Short exercise:
From the listing below, extract each line containing the string "icon".
━━━━━━━━━━━━━━━━━━━━━━━━━━━━━━
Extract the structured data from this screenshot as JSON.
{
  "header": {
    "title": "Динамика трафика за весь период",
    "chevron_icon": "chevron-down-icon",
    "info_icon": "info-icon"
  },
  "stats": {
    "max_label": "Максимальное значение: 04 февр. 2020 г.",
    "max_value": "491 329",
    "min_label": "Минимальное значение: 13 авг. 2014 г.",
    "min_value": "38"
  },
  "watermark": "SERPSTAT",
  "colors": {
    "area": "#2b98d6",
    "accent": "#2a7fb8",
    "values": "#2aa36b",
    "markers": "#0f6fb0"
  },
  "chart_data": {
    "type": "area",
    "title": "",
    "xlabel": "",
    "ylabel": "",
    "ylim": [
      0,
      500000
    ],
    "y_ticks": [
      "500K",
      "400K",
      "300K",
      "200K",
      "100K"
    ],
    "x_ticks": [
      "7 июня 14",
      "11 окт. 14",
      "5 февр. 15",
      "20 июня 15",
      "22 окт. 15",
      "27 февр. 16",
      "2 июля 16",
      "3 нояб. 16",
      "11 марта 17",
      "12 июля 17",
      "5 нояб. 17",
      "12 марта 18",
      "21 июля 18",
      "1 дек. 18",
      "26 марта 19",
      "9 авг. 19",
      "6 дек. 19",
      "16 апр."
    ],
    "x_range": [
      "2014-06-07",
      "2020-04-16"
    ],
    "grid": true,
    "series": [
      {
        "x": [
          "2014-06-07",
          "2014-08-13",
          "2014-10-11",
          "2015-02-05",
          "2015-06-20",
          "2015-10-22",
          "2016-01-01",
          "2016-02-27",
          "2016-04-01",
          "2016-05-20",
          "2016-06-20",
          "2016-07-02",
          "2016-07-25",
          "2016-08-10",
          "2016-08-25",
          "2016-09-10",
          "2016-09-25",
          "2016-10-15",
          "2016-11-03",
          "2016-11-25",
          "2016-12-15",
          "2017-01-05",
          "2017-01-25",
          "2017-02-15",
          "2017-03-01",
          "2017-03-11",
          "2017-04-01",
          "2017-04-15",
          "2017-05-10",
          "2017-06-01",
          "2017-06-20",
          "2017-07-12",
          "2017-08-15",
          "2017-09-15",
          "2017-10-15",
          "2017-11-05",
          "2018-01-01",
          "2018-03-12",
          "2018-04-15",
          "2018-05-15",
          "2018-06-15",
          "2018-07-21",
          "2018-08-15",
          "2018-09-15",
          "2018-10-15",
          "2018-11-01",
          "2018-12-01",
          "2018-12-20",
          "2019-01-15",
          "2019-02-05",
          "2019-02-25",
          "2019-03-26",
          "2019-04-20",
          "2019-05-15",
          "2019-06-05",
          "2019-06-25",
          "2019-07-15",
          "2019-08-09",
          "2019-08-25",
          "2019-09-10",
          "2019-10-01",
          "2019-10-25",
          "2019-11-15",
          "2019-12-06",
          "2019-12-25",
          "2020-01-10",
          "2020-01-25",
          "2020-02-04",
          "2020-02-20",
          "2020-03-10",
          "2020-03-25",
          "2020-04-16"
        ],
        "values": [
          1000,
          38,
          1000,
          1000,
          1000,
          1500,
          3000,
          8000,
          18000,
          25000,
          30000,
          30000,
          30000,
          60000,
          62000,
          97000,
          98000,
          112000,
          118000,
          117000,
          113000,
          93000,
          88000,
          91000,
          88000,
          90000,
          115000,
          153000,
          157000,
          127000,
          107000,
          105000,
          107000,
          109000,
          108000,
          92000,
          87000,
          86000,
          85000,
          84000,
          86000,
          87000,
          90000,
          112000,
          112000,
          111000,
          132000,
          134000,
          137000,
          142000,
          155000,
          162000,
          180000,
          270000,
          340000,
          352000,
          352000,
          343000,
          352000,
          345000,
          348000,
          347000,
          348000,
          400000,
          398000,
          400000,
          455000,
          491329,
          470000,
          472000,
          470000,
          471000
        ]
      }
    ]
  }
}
━━━━━━━━━━━━━━━━━━━━━━━━━━━━━━
Correct answer:
    "chevron_icon": "chevron-down-icon",
    "info_icon": "info-icon"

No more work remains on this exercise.